Using the records below, please work out how many lines contain "name"; answer with the number alone.

— start of Provided data —

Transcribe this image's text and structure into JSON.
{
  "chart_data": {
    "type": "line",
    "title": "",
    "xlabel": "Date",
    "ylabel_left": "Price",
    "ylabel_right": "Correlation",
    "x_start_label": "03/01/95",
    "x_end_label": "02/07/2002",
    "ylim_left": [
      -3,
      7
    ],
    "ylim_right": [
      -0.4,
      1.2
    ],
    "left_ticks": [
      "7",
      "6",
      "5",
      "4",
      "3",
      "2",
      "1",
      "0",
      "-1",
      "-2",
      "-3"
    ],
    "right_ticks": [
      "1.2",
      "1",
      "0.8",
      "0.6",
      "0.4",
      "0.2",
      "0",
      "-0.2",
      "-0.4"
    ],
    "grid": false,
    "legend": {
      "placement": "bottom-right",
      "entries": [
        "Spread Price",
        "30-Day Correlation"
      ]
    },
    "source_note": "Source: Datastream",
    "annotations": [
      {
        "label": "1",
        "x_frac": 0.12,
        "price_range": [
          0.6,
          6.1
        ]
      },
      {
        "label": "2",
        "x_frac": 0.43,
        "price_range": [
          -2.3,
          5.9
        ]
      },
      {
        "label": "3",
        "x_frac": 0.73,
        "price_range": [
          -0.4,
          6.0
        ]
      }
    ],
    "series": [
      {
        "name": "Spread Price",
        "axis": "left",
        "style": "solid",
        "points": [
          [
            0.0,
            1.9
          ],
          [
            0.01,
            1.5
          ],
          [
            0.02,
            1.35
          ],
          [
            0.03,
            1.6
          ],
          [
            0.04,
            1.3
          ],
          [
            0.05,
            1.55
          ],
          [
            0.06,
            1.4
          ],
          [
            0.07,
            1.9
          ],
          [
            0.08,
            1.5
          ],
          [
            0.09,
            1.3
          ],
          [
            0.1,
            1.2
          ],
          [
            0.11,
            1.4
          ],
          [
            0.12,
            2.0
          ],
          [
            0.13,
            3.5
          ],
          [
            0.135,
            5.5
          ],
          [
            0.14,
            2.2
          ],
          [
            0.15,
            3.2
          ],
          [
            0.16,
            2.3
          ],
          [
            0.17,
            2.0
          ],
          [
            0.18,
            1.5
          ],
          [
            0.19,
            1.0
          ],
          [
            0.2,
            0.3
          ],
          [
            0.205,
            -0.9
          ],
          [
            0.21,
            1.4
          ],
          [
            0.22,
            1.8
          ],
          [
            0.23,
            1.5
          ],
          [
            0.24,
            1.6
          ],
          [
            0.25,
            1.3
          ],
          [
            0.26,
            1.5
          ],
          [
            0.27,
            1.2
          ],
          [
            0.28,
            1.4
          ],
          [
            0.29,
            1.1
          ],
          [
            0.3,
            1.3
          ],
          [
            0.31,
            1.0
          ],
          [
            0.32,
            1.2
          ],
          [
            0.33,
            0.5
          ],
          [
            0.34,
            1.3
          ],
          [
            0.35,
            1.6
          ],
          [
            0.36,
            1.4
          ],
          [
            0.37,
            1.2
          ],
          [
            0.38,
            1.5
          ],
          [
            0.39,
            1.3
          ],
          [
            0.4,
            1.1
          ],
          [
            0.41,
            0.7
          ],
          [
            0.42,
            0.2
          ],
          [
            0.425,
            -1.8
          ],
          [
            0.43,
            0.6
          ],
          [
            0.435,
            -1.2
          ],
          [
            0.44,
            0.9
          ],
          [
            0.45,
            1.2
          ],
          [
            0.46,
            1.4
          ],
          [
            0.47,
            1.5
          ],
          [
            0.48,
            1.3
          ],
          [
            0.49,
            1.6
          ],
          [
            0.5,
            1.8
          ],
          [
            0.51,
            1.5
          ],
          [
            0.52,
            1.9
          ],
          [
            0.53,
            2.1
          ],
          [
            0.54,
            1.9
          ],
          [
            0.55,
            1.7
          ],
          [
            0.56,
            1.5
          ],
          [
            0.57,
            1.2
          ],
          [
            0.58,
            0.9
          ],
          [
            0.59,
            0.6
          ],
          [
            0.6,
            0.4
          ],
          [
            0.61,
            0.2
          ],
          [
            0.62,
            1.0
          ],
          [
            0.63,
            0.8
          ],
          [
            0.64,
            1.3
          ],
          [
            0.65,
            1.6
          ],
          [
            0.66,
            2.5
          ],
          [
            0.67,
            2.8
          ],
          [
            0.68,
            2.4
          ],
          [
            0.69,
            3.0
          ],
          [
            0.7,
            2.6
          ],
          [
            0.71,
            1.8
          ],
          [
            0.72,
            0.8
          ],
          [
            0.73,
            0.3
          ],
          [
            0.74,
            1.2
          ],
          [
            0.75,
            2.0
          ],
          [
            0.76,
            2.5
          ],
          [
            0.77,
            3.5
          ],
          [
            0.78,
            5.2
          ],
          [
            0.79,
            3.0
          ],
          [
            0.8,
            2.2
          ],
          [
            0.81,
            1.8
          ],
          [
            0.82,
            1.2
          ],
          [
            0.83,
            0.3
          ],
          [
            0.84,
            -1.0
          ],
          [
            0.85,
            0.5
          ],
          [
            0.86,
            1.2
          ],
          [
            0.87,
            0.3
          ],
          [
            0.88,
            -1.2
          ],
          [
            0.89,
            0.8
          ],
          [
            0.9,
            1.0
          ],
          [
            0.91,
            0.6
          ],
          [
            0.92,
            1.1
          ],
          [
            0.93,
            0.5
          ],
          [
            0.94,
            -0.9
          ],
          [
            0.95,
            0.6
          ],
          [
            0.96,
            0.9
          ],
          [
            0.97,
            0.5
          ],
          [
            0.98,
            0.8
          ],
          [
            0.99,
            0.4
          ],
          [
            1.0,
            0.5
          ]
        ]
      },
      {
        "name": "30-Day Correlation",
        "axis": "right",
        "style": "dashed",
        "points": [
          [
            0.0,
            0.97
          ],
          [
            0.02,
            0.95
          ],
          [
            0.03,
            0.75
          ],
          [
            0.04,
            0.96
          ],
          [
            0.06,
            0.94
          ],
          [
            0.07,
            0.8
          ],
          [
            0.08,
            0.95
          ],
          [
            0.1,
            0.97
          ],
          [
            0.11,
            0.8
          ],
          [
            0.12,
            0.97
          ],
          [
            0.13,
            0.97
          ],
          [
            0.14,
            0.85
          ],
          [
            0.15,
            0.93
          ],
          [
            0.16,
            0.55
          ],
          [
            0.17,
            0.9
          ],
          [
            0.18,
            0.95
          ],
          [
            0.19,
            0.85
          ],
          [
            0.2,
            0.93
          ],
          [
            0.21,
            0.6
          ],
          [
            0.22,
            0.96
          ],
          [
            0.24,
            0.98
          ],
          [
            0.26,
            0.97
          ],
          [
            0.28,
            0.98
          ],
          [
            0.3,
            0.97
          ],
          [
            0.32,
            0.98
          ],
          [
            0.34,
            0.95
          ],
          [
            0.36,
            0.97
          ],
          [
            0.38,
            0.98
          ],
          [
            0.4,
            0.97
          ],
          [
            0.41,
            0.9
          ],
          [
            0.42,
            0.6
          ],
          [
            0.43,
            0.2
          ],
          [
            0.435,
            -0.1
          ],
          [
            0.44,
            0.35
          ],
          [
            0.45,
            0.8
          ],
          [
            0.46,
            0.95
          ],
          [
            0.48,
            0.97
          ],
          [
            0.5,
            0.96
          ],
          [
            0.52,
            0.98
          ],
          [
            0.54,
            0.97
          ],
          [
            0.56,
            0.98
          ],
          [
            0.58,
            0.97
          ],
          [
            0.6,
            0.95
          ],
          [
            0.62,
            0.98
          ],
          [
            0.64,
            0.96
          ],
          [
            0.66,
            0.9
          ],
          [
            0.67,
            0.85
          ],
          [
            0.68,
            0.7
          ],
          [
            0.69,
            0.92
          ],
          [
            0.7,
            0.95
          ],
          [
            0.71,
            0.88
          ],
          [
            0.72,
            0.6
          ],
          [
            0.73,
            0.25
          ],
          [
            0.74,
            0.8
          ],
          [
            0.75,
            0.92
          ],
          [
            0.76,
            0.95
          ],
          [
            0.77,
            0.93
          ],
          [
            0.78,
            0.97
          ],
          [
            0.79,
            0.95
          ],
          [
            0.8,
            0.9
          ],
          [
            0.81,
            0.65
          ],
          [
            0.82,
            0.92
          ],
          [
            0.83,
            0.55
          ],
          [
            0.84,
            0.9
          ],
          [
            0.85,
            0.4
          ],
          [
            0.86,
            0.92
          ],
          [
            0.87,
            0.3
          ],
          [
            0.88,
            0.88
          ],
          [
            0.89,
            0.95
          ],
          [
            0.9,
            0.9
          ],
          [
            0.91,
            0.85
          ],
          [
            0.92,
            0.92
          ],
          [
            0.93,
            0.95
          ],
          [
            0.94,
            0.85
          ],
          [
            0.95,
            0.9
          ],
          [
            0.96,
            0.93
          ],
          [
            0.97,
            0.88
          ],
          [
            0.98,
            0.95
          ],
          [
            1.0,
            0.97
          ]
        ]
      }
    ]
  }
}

— end of Provided data —

**Task solution**
2